Exercise prompt -
Can you reproduce the whole listing below, keeping every line unchanged?

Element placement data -
══════════════════════════════

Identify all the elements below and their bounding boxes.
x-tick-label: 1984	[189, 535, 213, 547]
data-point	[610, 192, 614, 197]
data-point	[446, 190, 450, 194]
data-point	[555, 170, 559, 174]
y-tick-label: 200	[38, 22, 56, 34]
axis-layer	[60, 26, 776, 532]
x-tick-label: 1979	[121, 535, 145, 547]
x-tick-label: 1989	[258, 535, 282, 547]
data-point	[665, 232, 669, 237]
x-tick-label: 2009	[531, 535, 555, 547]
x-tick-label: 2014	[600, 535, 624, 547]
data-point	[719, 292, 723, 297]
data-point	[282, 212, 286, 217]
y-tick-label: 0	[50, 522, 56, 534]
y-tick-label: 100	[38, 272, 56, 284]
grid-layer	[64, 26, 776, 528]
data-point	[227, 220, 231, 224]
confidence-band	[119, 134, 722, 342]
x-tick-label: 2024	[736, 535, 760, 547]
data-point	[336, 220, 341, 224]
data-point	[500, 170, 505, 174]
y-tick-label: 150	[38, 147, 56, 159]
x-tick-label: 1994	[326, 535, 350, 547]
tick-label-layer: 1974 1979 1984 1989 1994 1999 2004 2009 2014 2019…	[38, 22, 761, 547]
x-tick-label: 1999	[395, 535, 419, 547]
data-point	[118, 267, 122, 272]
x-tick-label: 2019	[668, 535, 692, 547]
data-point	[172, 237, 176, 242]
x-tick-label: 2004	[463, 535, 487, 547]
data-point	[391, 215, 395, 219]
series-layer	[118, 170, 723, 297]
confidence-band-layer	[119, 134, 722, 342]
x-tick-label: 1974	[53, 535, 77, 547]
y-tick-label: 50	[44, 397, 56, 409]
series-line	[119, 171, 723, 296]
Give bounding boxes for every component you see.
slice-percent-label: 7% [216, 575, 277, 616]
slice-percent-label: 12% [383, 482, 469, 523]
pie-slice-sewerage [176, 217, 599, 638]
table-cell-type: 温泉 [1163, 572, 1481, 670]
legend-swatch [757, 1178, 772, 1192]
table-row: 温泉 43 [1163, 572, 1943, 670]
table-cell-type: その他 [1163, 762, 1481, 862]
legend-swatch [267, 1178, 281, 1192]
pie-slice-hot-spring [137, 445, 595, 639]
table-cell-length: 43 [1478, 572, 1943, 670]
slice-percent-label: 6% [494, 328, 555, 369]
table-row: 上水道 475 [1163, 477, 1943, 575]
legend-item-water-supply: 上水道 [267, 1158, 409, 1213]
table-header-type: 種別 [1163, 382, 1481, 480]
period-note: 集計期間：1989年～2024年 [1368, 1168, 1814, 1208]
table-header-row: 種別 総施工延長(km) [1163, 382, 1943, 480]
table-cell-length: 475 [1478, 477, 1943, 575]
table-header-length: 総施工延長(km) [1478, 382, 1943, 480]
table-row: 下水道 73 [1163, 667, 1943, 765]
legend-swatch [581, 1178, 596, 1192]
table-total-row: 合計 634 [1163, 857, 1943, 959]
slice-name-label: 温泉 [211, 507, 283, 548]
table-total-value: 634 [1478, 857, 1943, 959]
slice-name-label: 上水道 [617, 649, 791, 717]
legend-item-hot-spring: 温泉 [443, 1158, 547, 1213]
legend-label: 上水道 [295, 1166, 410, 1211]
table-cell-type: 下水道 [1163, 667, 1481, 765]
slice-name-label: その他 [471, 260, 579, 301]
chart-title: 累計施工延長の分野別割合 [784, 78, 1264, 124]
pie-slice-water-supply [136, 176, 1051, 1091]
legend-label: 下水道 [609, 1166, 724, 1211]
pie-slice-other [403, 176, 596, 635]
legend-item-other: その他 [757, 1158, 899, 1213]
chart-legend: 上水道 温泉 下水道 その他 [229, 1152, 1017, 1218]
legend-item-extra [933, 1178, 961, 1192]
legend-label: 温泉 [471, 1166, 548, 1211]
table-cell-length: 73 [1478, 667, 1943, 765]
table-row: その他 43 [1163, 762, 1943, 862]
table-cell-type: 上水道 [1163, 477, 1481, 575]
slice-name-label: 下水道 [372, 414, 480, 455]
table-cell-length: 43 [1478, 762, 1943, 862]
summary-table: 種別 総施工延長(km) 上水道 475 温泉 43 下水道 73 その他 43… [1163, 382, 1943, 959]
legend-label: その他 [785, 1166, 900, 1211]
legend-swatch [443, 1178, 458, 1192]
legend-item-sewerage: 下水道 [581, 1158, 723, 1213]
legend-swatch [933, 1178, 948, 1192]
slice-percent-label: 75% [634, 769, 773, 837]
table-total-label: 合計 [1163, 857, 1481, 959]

══════════════════════════════

Correct output -
Identify all the elements below and their bounding boxes.
x-tick-label: 1984	[189, 535, 213, 547]
data-point	[610, 192, 614, 197]
data-point	[446, 190, 450, 194]
data-point	[555, 170, 559, 174]
y-tick-label: 200	[38, 22, 56, 34]
axis-layer	[60, 26, 776, 532]
x-tick-label: 1979	[121, 535, 145, 547]
x-tick-label: 1989	[258, 535, 282, 547]
data-point	[665, 232, 669, 237]
x-tick-label: 2009	[531, 535, 555, 547]
x-tick-label: 2014	[600, 535, 624, 547]
data-point	[719, 292, 723, 297]
data-point	[282, 212, 286, 217]
y-tick-label: 0	[50, 522, 56, 534]
y-tick-label: 100	[38, 272, 56, 284]
grid-layer	[64, 26, 776, 528]
data-point	[227, 220, 231, 224]
confidence-band	[119, 134, 722, 342]
x-tick-label: 2024	[736, 535, 760, 547]
data-point	[336, 220, 341, 224]
data-point	[500, 170, 505, 174]
y-tick-label: 150	[38, 147, 56, 159]
x-tick-label: 1994	[326, 535, 350, 547]
tick-label-layer: 1974 1979 1984 1989 1994 1999 2004 2009 2014 2019…	[38, 22, 761, 547]
x-tick-label: 1999	[395, 535, 419, 547]
data-point	[118, 267, 122, 272]
x-tick-label: 2019	[668, 535, 692, 547]
data-point	[172, 237, 176, 242]
x-tick-label: 2004	[463, 535, 487, 547]
data-point	[391, 215, 395, 219]
series-layer	[118, 170, 723, 297]
confidence-band-layer	[119, 134, 722, 342]
x-tick-label: 1974	[53, 535, 77, 547]
y-tick-label: 50	[44, 397, 56, 409]
series-line	[119, 171, 723, 296]
Give bounding boxes for every component you see.
slice-percent-label: 7% [216, 575, 277, 616]
slice-percent-label: 12% [383, 482, 469, 523]
pie-slice-sewerage [176, 217, 599, 638]
table-cell-type: 温泉 [1163, 572, 1481, 670]
legend-swatch [757, 1178, 772, 1192]
table-row: 温泉 43 [1163, 572, 1943, 670]
table-cell-type: その他 [1163, 762, 1481, 862]
legend-swatch [267, 1178, 281, 1192]
pie-slice-hot-spring [137, 445, 595, 639]
table-cell-length: 43 [1478, 572, 1943, 670]
slice-percent-label: 6% [494, 328, 555, 369]
table-row: 上水道 475 [1163, 477, 1943, 575]
legend-item-water-supply: 上水道 [267, 1158, 409, 1213]
table-header-type: 種別 [1163, 382, 1481, 480]
period-note: 集計期間：1989年～2024年 [1368, 1168, 1814, 1208]
table-header-row: 種別 総施工延長(km) [1163, 382, 1943, 480]
table-cell-length: 475 [1478, 477, 1943, 575]
table-header-length: 総施工延長(km) [1478, 382, 1943, 480]
table-row: 下水道 73 [1163, 667, 1943, 765]
legend-swatch [581, 1178, 596, 1192]
table-total-row: 合計 634 [1163, 857, 1943, 959]
slice-name-label: 温泉 [211, 507, 283, 548]
table-total-value: 634 [1478, 857, 1943, 959]
slice-name-label: 上水道 [617, 649, 791, 717]
legend-item-hot-spring: 温泉 [443, 1158, 547, 1213]
legend-label: 上水道 [295, 1166, 410, 1211]
table-cell-type: 下水道 [1163, 667, 1481, 765]
slice-name-label: その他 [471, 260, 579, 301]
chart-title: 累計施工延長の分野別割合 [784, 78, 1264, 124]
pie-slice-water-supply [136, 176, 1051, 1091]
legend-label: 下水道 [609, 1166, 724, 1211]
pie-slice-other [403, 176, 596, 635]
legend-item-other: その他 [757, 1158, 899, 1213]
chart-legend: 上水道 温泉 下水道 その他 [229, 1152, 1017, 1218]
legend-item-extra [933, 1178, 961, 1192]
legend-label: 温泉 [471, 1166, 548, 1211]
table-cell-length: 73 [1478, 667, 1943, 765]
table-row: その他 43 [1163, 762, 1943, 862]
table-cell-type: 上水道 [1163, 477, 1481, 575]
slice-name-label: 下水道 [372, 414, 480, 455]
table-cell-length: 43 [1478, 762, 1943, 862]
summary-table: 種別 総施工延長(km) 上水道 475 温泉 43 下水道 73 その他 43… [1163, 382, 1943, 959]
legend-label: その他 [785, 1166, 900, 1211]
legend-swatch [443, 1178, 458, 1192]
legend-item-sewerage: 下水道 [581, 1158, 723, 1213]
legend-swatch [933, 1178, 948, 1192]
slice-percent-label: 75% [634, 769, 773, 837]
table-total-label: 合計 [1163, 857, 1481, 959]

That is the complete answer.